___ INPUT MATERIAL ___

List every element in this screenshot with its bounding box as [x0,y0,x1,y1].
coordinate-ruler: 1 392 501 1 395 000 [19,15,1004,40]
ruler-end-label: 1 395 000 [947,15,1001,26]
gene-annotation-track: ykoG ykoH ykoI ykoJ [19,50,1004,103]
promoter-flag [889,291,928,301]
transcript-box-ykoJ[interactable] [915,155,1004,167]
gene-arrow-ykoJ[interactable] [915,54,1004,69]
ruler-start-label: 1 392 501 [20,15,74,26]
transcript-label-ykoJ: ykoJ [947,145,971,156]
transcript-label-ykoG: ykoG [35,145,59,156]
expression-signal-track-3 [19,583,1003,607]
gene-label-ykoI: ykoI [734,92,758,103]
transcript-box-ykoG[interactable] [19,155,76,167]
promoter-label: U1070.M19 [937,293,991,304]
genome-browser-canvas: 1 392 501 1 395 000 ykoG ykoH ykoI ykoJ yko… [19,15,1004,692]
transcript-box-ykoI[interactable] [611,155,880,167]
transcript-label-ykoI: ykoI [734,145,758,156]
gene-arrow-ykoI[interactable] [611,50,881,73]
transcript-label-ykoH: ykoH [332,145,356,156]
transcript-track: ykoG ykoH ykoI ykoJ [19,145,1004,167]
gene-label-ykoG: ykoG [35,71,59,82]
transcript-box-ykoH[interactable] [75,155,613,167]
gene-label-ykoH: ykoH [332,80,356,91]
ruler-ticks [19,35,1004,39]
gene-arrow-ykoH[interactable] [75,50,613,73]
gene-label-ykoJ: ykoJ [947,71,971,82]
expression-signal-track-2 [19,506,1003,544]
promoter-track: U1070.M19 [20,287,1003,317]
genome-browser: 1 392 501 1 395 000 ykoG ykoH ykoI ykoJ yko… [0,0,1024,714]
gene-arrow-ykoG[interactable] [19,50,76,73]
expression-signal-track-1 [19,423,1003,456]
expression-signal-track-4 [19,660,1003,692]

___

> TASK TO COMPLETE: A verbatim copy of the listing is needed.

> FINISHED TASK:
List every element in this screenshot with its bounding box as [x0,y0,x1,y1].
coordinate-ruler: 1 392 501 1 395 000 [19,15,1004,40]
ruler-end-label: 1 395 000 [947,15,1001,26]
gene-annotation-track: ykoG ykoH ykoI ykoJ [19,50,1004,103]
promoter-flag [889,291,928,301]
transcript-box-ykoJ[interactable] [915,155,1004,167]
gene-arrow-ykoJ[interactable] [915,54,1004,69]
ruler-start-label: 1 392 501 [20,15,74,26]
transcript-label-ykoJ: ykoJ [947,145,971,156]
transcript-label-ykoG: ykoG [35,145,59,156]
expression-signal-track-3 [19,583,1003,607]
gene-label-ykoI: ykoI [734,92,758,103]
transcript-box-ykoG[interactable] [19,155,76,167]
promoter-label: U1070.M19 [937,293,991,304]
genome-browser-canvas: 1 392 501 1 395 000 ykoG ykoH ykoI ykoJ yko… [19,15,1004,692]
transcript-box-ykoI[interactable] [611,155,880,167]
transcript-label-ykoI: ykoI [734,145,758,156]
gene-arrow-ykoI[interactable] [611,50,881,73]
transcript-label-ykoH: ykoH [332,145,356,156]
transcript-track: ykoG ykoH ykoI ykoJ [19,145,1004,167]
gene-label-ykoG: ykoG [35,71,59,82]
transcript-box-ykoH[interactable] [75,155,613,167]
gene-label-ykoH: ykoH [332,80,356,91]
ruler-ticks [19,35,1004,39]
gene-arrow-ykoH[interactable] [75,50,613,73]
gene-label-ykoJ: ykoJ [947,71,971,82]
expression-signal-track-2 [19,506,1003,544]
promoter-track: U1070.M19 [20,287,1003,317]
genome-browser: 1 392 501 1 395 000 ykoG ykoH ykoI ykoJ yko… [0,0,1024,714]
gene-arrow-ykoG[interactable] [19,50,76,73]
expression-signal-track-1 [19,423,1003,456]
expression-signal-track-4 [19,660,1003,692]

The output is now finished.